* _Work required_: Gather every line in the records below that contains the word "baterii".

--- START Extracted records ---

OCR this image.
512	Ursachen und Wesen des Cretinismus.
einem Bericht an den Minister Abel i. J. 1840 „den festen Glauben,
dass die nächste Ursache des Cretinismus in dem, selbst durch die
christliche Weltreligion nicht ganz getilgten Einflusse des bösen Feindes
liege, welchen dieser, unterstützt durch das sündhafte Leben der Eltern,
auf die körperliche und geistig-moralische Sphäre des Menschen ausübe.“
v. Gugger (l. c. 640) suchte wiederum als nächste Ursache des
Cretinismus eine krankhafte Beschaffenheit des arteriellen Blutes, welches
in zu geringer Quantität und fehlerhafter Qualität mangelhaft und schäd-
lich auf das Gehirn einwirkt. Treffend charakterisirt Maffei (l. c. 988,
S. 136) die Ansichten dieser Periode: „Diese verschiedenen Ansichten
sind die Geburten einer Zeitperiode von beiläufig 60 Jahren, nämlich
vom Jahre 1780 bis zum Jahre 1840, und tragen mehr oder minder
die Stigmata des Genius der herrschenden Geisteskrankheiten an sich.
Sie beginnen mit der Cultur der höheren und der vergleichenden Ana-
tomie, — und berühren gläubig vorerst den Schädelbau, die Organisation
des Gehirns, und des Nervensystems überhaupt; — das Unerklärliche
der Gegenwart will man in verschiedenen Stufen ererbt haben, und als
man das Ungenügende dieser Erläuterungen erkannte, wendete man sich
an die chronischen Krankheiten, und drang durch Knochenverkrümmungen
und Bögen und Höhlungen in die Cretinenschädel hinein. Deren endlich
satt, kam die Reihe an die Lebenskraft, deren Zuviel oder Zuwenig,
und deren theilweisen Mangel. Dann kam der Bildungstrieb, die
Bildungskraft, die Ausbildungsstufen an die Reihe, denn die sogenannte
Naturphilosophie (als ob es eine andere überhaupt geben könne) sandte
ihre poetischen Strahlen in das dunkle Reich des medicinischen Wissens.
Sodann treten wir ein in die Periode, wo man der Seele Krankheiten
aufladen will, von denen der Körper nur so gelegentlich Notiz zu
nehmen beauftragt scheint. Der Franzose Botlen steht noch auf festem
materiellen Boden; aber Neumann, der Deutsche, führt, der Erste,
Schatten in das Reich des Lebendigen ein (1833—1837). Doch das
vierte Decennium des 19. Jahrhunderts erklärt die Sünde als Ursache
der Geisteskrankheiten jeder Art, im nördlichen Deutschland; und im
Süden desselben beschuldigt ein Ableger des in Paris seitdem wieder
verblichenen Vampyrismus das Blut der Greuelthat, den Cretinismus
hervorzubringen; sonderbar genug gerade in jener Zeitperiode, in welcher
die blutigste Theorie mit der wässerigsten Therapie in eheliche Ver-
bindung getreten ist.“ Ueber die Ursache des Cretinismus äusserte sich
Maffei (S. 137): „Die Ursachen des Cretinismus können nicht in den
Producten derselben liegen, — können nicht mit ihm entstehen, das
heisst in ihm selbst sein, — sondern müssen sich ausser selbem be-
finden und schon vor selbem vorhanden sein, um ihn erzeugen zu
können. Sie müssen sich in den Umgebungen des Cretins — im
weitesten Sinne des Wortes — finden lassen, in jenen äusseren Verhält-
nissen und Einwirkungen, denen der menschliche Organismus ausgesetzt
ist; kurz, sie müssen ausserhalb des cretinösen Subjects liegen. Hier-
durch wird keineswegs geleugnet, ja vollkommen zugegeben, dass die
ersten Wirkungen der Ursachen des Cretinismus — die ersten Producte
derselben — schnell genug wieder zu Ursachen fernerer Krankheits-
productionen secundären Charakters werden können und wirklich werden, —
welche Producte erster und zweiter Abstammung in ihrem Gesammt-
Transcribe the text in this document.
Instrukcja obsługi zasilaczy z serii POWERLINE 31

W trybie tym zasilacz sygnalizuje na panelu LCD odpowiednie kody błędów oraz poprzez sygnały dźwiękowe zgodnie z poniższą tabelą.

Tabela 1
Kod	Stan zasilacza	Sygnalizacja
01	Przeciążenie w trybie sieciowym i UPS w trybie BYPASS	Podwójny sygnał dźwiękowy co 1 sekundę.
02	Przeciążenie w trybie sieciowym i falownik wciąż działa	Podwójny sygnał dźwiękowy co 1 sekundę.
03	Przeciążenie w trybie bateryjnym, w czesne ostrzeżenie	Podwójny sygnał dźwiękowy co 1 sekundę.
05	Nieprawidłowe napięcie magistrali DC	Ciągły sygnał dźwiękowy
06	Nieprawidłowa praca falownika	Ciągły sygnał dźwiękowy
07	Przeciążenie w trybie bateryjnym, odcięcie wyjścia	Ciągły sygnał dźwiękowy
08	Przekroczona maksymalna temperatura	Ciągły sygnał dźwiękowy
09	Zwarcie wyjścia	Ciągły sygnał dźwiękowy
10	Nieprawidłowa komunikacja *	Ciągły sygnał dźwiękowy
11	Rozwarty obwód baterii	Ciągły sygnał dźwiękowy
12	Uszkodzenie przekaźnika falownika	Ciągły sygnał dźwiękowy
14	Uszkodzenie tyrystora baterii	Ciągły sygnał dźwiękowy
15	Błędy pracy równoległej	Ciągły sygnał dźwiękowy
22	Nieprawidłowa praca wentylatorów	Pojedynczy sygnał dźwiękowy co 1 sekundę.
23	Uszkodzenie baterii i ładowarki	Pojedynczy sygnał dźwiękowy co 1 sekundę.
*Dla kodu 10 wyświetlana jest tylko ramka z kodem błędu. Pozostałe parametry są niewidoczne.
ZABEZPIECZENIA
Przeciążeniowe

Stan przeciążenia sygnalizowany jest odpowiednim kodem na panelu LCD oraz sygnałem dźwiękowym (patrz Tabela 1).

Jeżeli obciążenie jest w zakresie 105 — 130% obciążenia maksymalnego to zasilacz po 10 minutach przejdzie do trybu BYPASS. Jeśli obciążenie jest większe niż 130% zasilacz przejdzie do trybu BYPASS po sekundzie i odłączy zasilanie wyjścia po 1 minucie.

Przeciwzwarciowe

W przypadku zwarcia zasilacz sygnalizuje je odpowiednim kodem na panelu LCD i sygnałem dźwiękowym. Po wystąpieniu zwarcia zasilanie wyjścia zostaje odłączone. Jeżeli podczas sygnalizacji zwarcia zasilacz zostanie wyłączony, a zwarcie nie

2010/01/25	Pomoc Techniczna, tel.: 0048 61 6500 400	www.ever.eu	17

--- END Extracted records ---

* _Result for this exercise_:
11	Rozwarty obwód baterii	Ciągły sygnał dźwiękowy
14	Uszkodzenie tyrystora baterii	Ciągły sygnał dźwiękowy
23	Uszkodzenie baterii i ładowarki	Pojedynczy sygnał dźwiękowy co 1 sekundę.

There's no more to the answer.